(Items from a figure collection)
━━━━━━━━━━━━━━━━━━━━━━━━━━━━━━
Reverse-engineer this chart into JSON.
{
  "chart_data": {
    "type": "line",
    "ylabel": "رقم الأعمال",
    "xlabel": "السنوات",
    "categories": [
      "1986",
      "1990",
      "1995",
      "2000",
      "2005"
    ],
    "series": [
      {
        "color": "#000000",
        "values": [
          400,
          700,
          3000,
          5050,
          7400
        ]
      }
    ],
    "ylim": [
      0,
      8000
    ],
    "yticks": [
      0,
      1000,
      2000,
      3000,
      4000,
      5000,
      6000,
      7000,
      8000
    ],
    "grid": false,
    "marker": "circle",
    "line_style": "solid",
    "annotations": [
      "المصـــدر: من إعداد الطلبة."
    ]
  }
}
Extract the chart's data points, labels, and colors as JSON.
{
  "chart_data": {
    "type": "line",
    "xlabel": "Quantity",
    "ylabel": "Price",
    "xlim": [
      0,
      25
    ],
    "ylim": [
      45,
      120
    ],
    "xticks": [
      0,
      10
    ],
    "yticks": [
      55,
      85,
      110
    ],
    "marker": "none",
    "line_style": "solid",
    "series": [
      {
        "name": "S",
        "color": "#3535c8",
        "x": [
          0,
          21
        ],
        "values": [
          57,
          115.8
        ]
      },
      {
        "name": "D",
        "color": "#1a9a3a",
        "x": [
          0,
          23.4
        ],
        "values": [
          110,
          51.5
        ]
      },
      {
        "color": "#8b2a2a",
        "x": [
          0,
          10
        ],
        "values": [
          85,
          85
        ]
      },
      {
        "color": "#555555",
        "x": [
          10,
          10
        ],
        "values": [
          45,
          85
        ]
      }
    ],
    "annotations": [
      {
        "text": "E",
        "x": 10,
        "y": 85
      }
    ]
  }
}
━━━━━━━━━━━━━━━━━━━━━━━━━━━━━━
• What the exercise asks: Pick out every line holding the string "JSON" and return it.

• Solution below:
Reverse-engineer this chart into JSON.
Extract the chart's data points, labels, and colors as JSON.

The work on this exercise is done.